- PROBLEM TO SOLVE
Your task is to retype each line of the data below exactly.
** start of DATA TO USE **
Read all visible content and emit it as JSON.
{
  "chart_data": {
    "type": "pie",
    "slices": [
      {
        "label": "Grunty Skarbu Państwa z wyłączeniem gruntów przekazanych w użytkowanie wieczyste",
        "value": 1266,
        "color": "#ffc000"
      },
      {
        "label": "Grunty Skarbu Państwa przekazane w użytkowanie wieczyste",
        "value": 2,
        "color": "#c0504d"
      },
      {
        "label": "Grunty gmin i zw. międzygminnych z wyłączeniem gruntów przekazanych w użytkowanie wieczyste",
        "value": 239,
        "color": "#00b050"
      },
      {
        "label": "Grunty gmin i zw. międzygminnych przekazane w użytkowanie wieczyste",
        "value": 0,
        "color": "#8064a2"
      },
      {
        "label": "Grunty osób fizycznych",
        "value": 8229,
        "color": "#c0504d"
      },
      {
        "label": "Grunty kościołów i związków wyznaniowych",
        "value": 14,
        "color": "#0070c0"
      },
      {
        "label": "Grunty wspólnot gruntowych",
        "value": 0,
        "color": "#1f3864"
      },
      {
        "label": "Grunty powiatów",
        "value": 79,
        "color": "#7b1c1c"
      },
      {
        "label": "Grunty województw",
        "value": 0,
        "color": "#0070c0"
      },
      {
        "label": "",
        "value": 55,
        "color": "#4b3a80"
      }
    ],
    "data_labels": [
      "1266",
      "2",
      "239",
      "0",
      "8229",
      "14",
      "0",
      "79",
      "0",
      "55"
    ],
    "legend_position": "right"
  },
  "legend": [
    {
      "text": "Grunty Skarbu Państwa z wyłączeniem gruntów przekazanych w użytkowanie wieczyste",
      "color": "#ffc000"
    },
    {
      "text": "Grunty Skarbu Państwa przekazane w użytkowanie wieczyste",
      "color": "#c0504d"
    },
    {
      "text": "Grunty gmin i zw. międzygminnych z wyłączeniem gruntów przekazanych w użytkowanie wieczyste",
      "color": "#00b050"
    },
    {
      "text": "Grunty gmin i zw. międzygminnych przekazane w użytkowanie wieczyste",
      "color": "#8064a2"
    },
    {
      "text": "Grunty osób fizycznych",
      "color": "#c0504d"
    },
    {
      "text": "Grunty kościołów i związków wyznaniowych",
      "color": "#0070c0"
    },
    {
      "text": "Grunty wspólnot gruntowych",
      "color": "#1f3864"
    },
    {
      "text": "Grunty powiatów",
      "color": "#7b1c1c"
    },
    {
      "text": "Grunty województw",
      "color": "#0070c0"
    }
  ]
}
** end of DATA TO USE **
- WRITTEN SOLUTION
Read all visible content and emit it as JSON.
{
  "chart_data": {
    "type": "pie",
    "slices": [
      {
        "label": "Grunty Skarbu Państwa z wyłączeniem gruntów przekazanych w użytkowanie wieczyste",
        "value": 1266,
        "color": "#ffc000"
      },
      {
        "label": "Grunty Skarbu Państwa przekazane w użytkowanie wieczyste",
        "value": 2,
        "color": "#c0504d"
      },
      {
        "label": "Grunty gmin i zw. międzygminnych z wyłączeniem gruntów przekazanych w użytkowanie wieczyste",
        "value": 239,
        "color": "#00b050"
      },
      {
        "label": "Grunty gmin i zw. międzygminnych przekazane w użytkowanie wieczyste",
        "value": 0,
        "color": "#8064a2"
      },
      {
        "label": "Grunty osób fizycznych",
        "value": 8229,
        "color": "#c0504d"
      },
      {
        "label": "Grunty kościołów i związków wyznaniowych",
        "value": 14,
        "color": "#0070c0"
      },
      {
        "label": "Grunty wspólnot gruntowych",
        "value": 0,
        "color": "#1f3864"
      },
      {
        "label": "Grunty powiatów",
        "value": 79,
        "color": "#7b1c1c"
      },
      {
        "label": "Grunty województw",
        "value": 0,
        "color": "#0070c0"
      },
      {
        "label": "",
        "value": 55,
        "color": "#4b3a80"
      }
    ],
    "data_labels": [
      "1266",
      "2",
      "239",
      "0",
      "8229",
      "14",
      "0",
      "79",
      "0",
      "55"
    ],
    "legend_position": "right"
  },
  "legend": [
    {
      "text": "Grunty Skarbu Państwa z wyłączeniem gruntów przekazanych w użytkowanie wieczyste",
      "color": "#ffc000"
    },
    {
      "text": "Grunty Skarbu Państwa przekazane w użytkowanie wieczyste",
      "color": "#c0504d"
    },
    {
      "text": "Grunty gmin i zw. międzygminnych z wyłączeniem gruntów przekazanych w użytkowanie wieczyste",
      "color": "#00b050"
    },
    {
      "text": "Grunty gmin i zw. międzygminnych przekazane w użytkowanie wieczyste",
      "color": "#8064a2"
    },
    {
      "text": "Grunty osób fizycznych",
      "color": "#c0504d"
    },
    {
      "text": "Grunty kościołów i związków wyznaniowych",
      "color": "#0070c0"
    },
    {
      "text": "Grunty wspólnot gruntowych",
      "color": "#1f3864"
    },
    {
      "text": "Grunty powiatów",
      "color": "#7b1c1c"
    },
    {
      "text": "Grunty województw",
      "color": "#0070c0"
    }
  ]
}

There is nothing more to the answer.